=== Exercise directions ===
Every record should be written out exactly, with the pictures left out.

[Saved entries]
·····
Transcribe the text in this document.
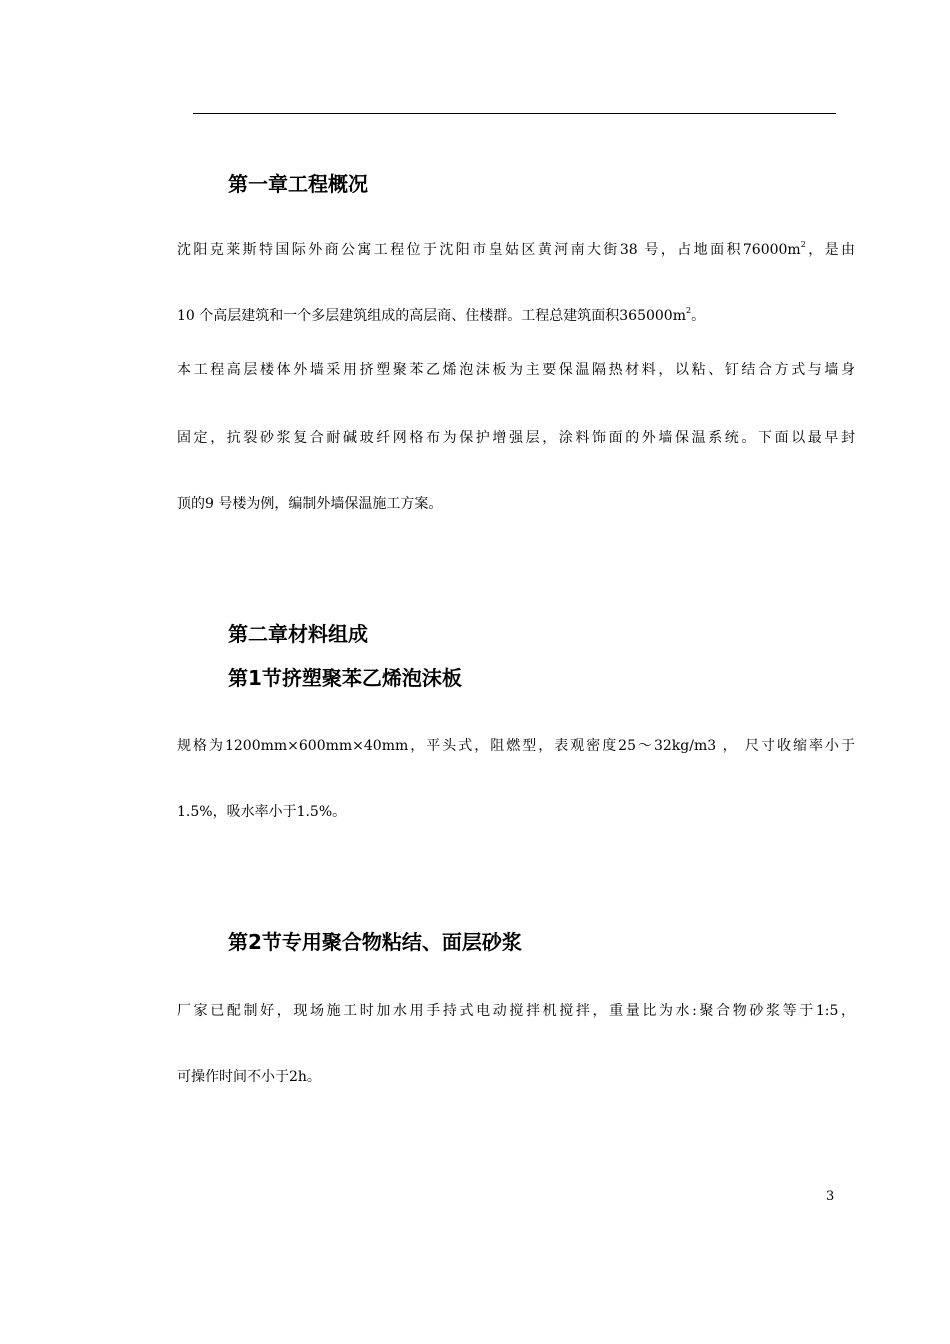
第一章工程概况

沈阳克莱斯特国际外商公寓工程位于沈阳市皇姑区黄河南大街38 号，占地面积$76000m^2$，是由

10 个高层建筑和一个多层建筑组成的高层商、住楼群。工程总建筑面积$365000m^2$。

本工程高层楼体外墙采用挤塑聚苯乙烯泡沫板为主要保温隔热材料，以粘、钉结合方式与墙身

固定，抗裂砂浆复合耐碱玻纤网格布为保护增强层，涂料饰面的外墙保温系统。下面以最早封

顶的9 号楼为例，编制外墙保温施工方案。

第二章材料组成
第1节挤塑聚苯乙烯泡沫板

规格为1200mm×600mm×40mm，平头式，阻燃型，表观密度25～32kg/m3 ， 尺寸收缩率小于

1.5%，吸水率小于1.5%。

第2节专用聚合物粘结、面层砂浆

厂家已配制好，现场施工时加水用手持式电动搅拌机搅拌，重量比为水:聚合物砂浆等于1:5，

可操作时间不小于2h。

3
·····
=== Solution to the problem ===
Transcribe the text in this document.
第一章工程概况

沈阳克莱斯特国际外商公寓工程位于沈阳市皇姑区黄河南大街38 号，占地面积$76000m^2$，是由

10 个高层建筑和一个多层建筑组成的高层商、住楼群。工程总建筑面积$365000m^2$。

本工程高层楼体外墙采用挤塑聚苯乙烯泡沫板为主要保温隔热材料，以粘、钉结合方式与墙身

固定，抗裂砂浆复合耐碱玻纤网格布为保护增强层，涂料饰面的外墙保温系统。下面以最早封

顶的9 号楼为例，编制外墙保温施工方案。

第二章材料组成
第1节挤塑聚苯乙烯泡沫板

规格为1200mm×600mm×40mm，平头式，阻燃型，表观密度25～32kg/m3 ， 尺寸收缩率小于

1.5%，吸水率小于1.5%。

第2节专用聚合物粘结、面层砂浆

厂家已配制好，现场施工时加水用手持式电动搅拌机搅拌，重量比为水:聚合物砂浆等于1:5，

可操作时间不小于2h。

3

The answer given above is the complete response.